- [WHAT THE TASK ASKS] For the listing below, give the count of lines containing the string "Département" and nothing else.

- [EXCERPTED DATA]
---+---
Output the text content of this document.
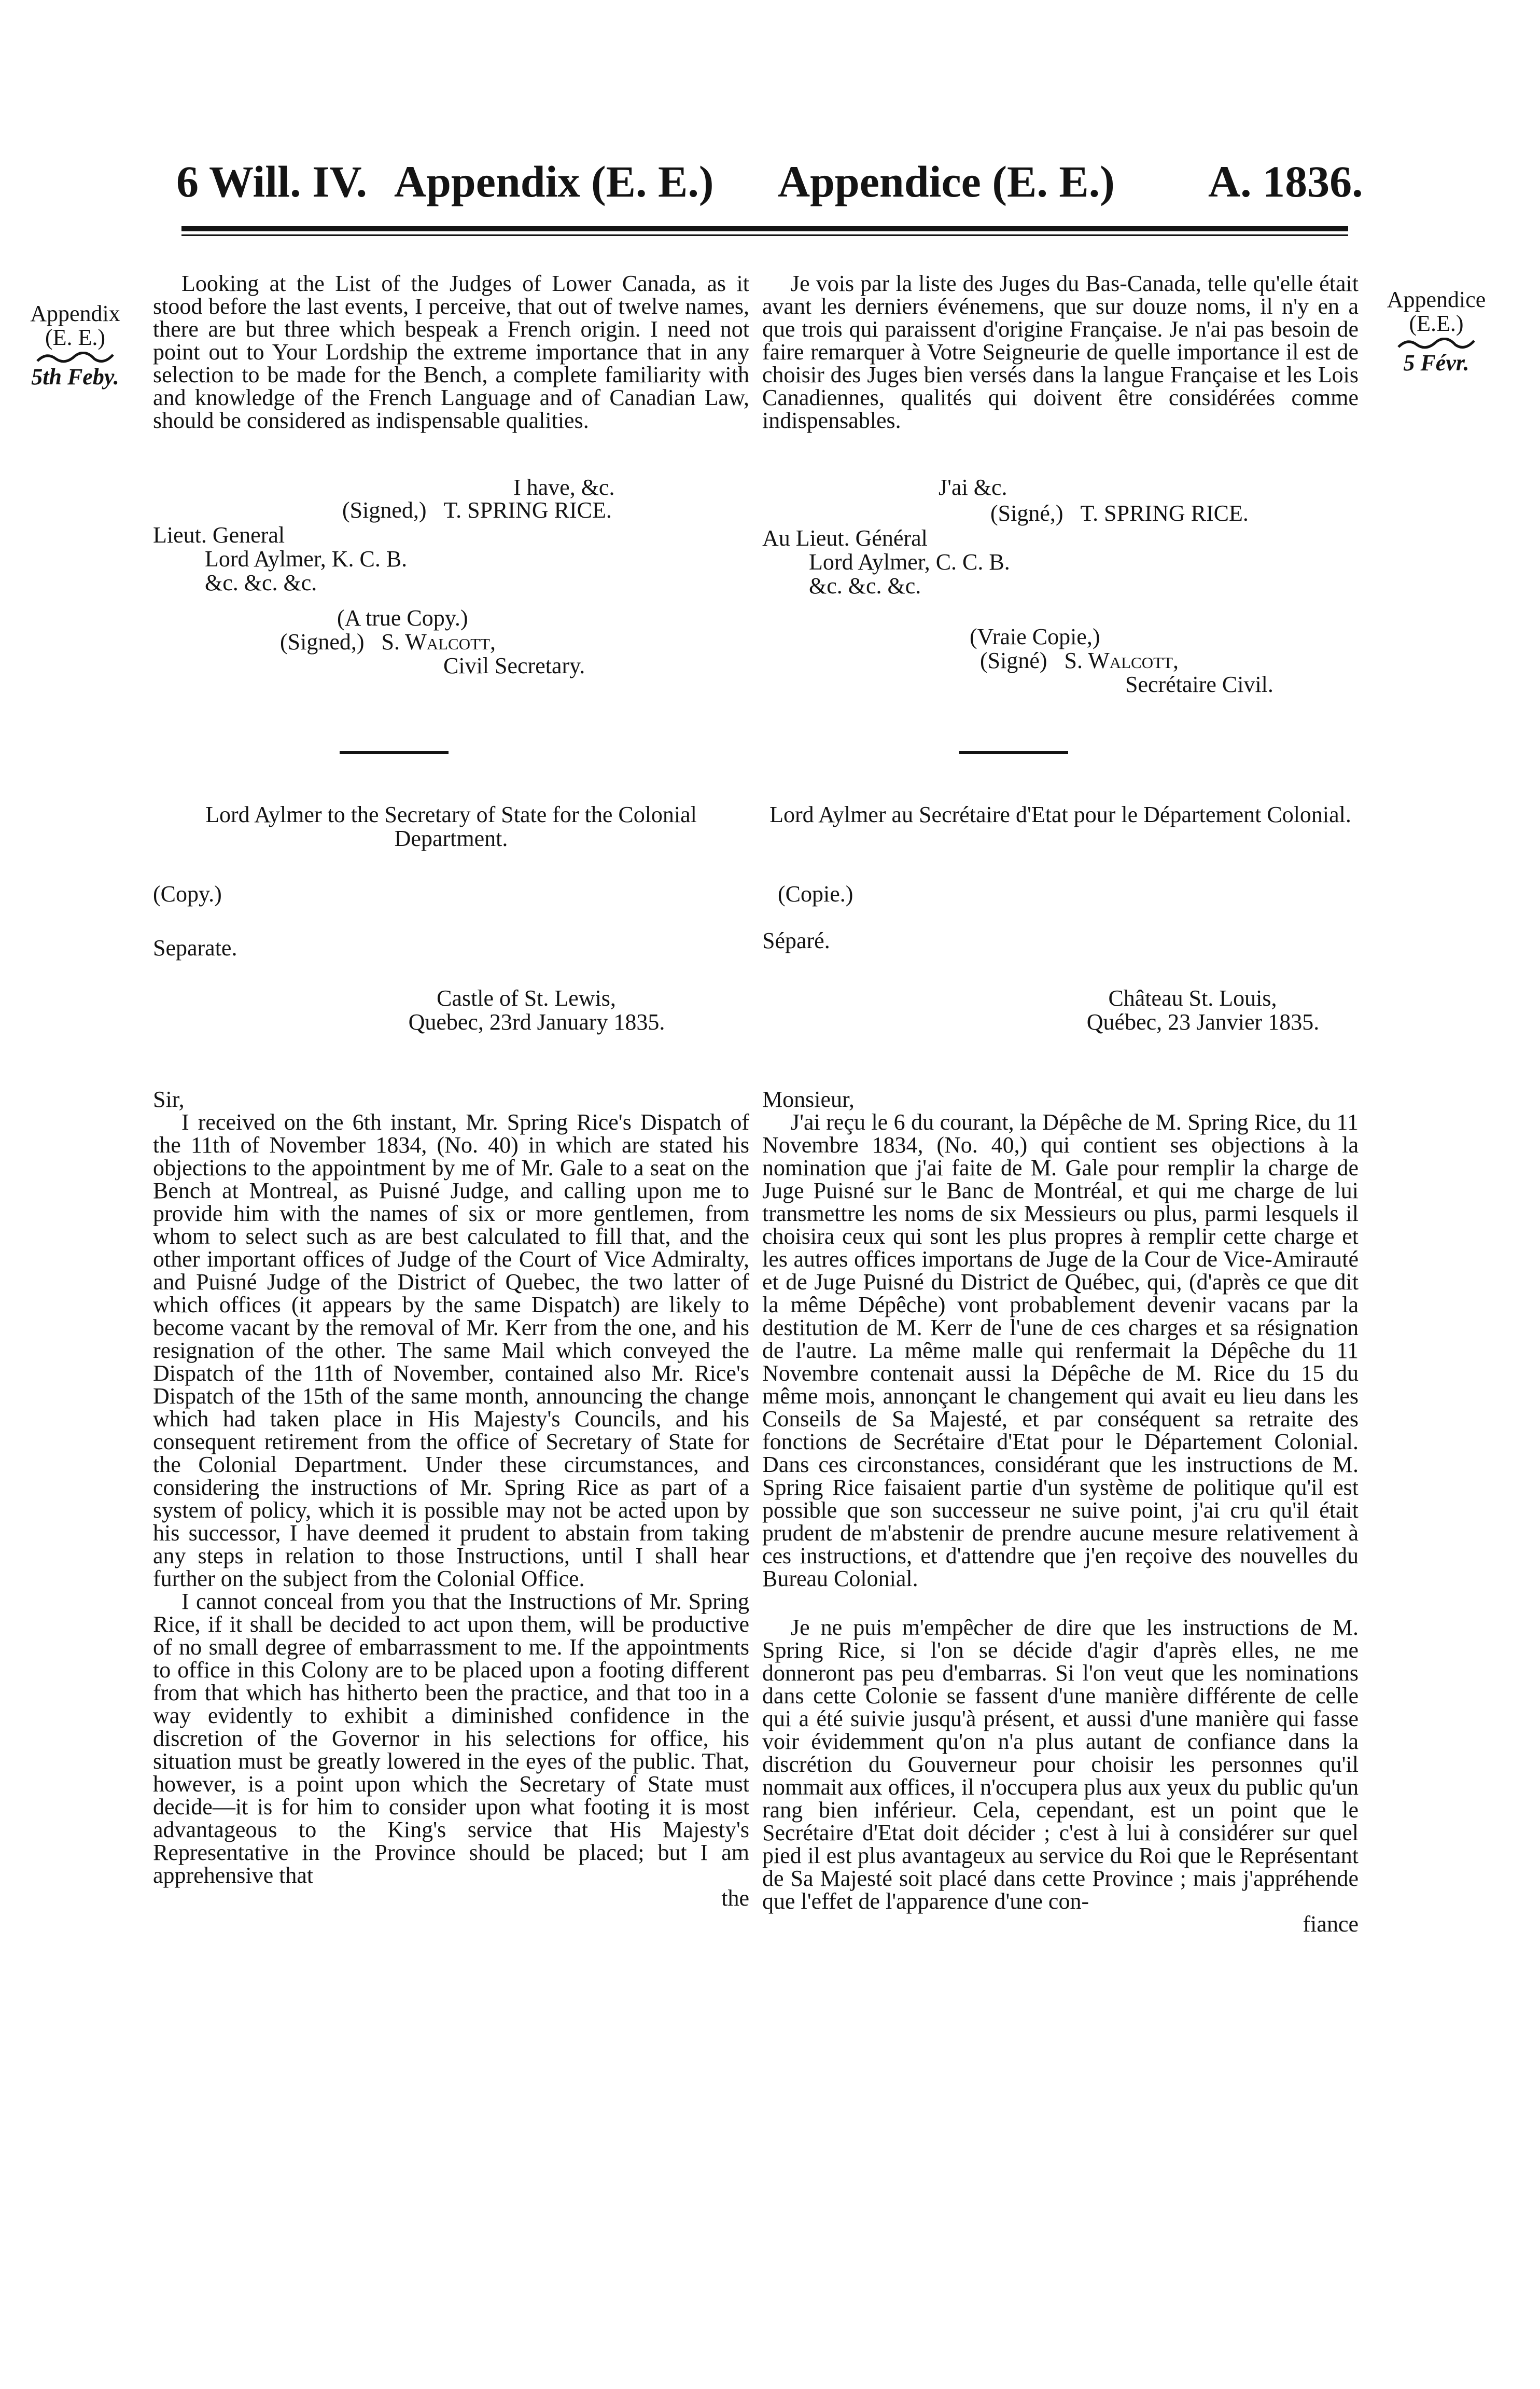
6 Will. IV. Appendix (E. E.) Appendice (E. E.) A. 1836.
Appendix
(E. E.)
5th Feby.
Appendice
(E.E.)
5 Févr.

Looking at the List of the Judges of Lower Canada, as it stood before the last events, I perceive, that out of twelve names, there are but three which bespeak a French origin. I need not point out to Your Lordship the extreme importance that in any selection to be made for the Bench, a complete familiarity with and knowledge of the French Language and of Canadian Law, should be considered as indispensable qualities.

I have, &c.
(Signed,) T. SPRING RICE.
Lieut. General
Lord Aylmer, K. C. B.
&c. &c. &c.
(A true Copy.)
(Signed,) S. Walcott,
Civil Secretary.

Je vois par la liste des Juges du Bas-Canada, telle qu'elle était avant les derniers événemens, que sur douze noms, il n'y en a que trois qui paraissent d'origine Française. Je n'ai pas besoin de faire remarquer à Votre Seigneurie de quelle importance il est de choisir des Juges bien versés dans la langue Française et les Lois Canadiennes, qualités qui doivent être considérées comme indispensables.

J'ai &c.
(Signé,) T. SPRING RICE.
Au Lieut. Général
Lord Aylmer, C. C. B.
&c. &c. &c.
(Vraie Copie,)
(Signé) S. Walcott,
Secrétaire Civil.
Lord Aylmer to the Secretary of State for the Colonial Department.
Lord Aylmer au Secrétaire d'Etat pour le Département Colonial.
(Copy.)	(Copie.)
Separate.	Séparé.
Castle of St. Lewis,
Quebec, 23rd January 1835.
Château St. Louis,
Québec, 23 Janvier 1835.

Sir,

I received on the 6th instant, Mr. Spring Rice's Dispatch of the 11th of November 1834, (No. 40) in which are stated his objections to the appointment by me of Mr. Gale to a seat on the Bench at Montreal, as Puisné Judge, and calling upon me to provide him with the names of six or more gentlemen, from whom to select such as are best calculated to fill that, and the other important offices of Judge of the Court of Vice Admiralty, and Puisné Judge of the District of Quebec, the two latter of which offices (it appears by the same Dispatch) are likely to become vacant by the removal of Mr. Kerr from the one, and his resignation of the other. The same Mail which conveyed the Dispatch of the 11th of November, contained also Mr. Rice's Dispatch of the 15th of the same month, announcing the change which had taken place in His Majesty's Councils, and his consequent retirement from the office of Secretary of State for the Colonial Department. Under these circumstances, and considering the instructions of Mr. Spring Rice as part of a system of policy, which it is possible may not be acted upon by his successor, I have deemed it prudent to abstain from taking any steps in relation to those Instructions, until I shall hear further on the subject from the Colonial Office.

I cannot conceal from you that the Instructions of Mr. Spring Rice, if it shall be decided to act upon them, will be productive of no small degree of embarrassment to me. If the appointments to office in this Colony are to be placed upon a footing different from that which has hitherto been the practice, and that too in a way evidently to exhibit a diminished confidence in the discretion of the Governor in his selections for office, his situation must be greatly lowered in the eyes of the public. That, however, is a point upon which the Secretary of State must decide—it is for him to consider upon what footing it is most advantageous to the King's service that His Majesty's Representative in the Province should be placed; but I am apprehensive that

the

Monsieur,

J'ai reçu le 6 du courant, la Dépêche de M. Spring Rice, du 11 Novembre 1834, (No. 40,) qui contient ses objections à la nomination que j'ai faite de M. Gale pour remplir la charge de Juge Puisné sur le Banc de Montréal, et qui me charge de lui transmettre les noms de six Messieurs ou plus, parmi lesquels il choisira ceux qui sont les plus propres à remplir cette charge et les autres offices importans de Juge de la Cour de Vice-Amirauté et de Juge Puisné du District de Québec, qui, (d'après ce que dit la même Dépêche) vont probablement devenir vacans par la destitution de M. Kerr de l'une de ces charges et sa résignation de l'autre. La même malle qui renfermait la Dépêche du 11 Novembre contenait aussi la Dépêche de M. Rice du 15 du même mois, annonçant le changement qui avait eu lieu dans les Conseils de Sa Majesté, et par conséquent sa retraite des fonctions de Secrétaire d'Etat pour le Département Colonial. Dans ces circonstances, considérant que les instructions de M. Spring Rice faisaient partie d'un système de politique qu'il est possible que son successeur ne suive point, j'ai cru qu'il était prudent de m'abstenir de prendre aucune mesure relativement à ces instructions, et d'attendre que j'en reçoive des nouvelles du Bureau Colonial.

Je ne puis m'empêcher de dire que les instructions de M. Spring Rice, si l'on se décide d'agir d'après elles, ne me donneront pas peu d'embarras. Si l'on veut que les nominations dans cette Colonie se fassent d'une manière différente de celle qui a été suivie jusqu'à présent, et aussi d'une manière qui fasse voir évidemment qu'on n'a plus autant de confiance dans la discrétion du Gouverneur pour choisir les personnes qu'il nommait aux offices, il n'occupera plus aux yeux du public qu'un rang bien inférieur. Cela, cependant, est un point que le Secrétaire d'Etat doit décider ; c'est à lui à considérer sur quel pied il est plus avantageux au service du Roi que le Représentant de Sa Majesté soit placé dans cette Province ; mais j'appréhende que l'effet de l'apparence d'une con-

fiance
---+---
- [SOLUTION] 2